• [Stated goal]: Report how many lines contain the word "this"; answer with the number only.

^^^^

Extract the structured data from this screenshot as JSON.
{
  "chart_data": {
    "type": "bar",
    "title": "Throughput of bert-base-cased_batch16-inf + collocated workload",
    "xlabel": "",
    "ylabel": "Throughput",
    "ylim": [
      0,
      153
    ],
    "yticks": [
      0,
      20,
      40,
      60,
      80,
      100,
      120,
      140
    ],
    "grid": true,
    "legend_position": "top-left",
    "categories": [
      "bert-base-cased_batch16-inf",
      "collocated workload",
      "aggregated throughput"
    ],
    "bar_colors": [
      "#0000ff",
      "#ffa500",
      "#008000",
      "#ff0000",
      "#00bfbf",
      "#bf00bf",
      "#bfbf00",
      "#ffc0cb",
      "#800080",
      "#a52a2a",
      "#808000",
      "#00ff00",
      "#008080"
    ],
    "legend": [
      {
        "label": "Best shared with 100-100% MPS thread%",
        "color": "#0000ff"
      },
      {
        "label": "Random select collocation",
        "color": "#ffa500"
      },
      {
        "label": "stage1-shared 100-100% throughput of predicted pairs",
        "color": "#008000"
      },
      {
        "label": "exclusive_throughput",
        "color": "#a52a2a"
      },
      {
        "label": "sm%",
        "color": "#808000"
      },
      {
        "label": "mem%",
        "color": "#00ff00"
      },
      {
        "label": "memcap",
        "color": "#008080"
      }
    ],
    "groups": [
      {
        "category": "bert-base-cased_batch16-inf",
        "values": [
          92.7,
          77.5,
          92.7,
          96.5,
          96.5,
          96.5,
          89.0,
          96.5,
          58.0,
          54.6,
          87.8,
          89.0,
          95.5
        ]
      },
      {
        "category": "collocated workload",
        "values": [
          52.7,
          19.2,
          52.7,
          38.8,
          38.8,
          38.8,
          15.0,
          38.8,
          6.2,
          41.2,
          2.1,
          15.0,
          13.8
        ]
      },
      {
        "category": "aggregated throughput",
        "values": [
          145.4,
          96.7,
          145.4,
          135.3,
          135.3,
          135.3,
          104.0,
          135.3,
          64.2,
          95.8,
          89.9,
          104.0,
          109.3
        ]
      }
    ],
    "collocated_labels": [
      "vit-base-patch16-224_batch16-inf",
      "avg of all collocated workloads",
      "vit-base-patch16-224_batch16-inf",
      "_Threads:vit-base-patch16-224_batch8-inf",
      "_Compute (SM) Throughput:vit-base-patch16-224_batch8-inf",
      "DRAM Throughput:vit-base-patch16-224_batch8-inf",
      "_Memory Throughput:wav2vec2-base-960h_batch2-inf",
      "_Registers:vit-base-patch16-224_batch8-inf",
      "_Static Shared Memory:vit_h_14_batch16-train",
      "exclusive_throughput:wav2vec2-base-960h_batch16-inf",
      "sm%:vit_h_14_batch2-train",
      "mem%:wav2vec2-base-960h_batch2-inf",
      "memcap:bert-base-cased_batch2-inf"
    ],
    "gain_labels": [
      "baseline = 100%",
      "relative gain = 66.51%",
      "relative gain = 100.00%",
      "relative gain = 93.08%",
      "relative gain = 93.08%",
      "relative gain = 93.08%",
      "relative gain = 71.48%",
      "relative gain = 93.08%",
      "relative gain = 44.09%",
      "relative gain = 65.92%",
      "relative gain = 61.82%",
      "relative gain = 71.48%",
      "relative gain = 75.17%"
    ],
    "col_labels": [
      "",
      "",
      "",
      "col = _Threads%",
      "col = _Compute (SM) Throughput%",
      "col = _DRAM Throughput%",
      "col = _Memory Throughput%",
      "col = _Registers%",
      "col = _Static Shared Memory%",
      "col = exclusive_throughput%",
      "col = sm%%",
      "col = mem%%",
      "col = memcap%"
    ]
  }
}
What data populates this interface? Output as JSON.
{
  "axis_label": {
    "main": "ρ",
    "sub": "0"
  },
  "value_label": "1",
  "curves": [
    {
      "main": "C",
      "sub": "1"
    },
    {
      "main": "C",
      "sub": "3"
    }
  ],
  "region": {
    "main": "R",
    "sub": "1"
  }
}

^^^^

• [Exercise response]: 2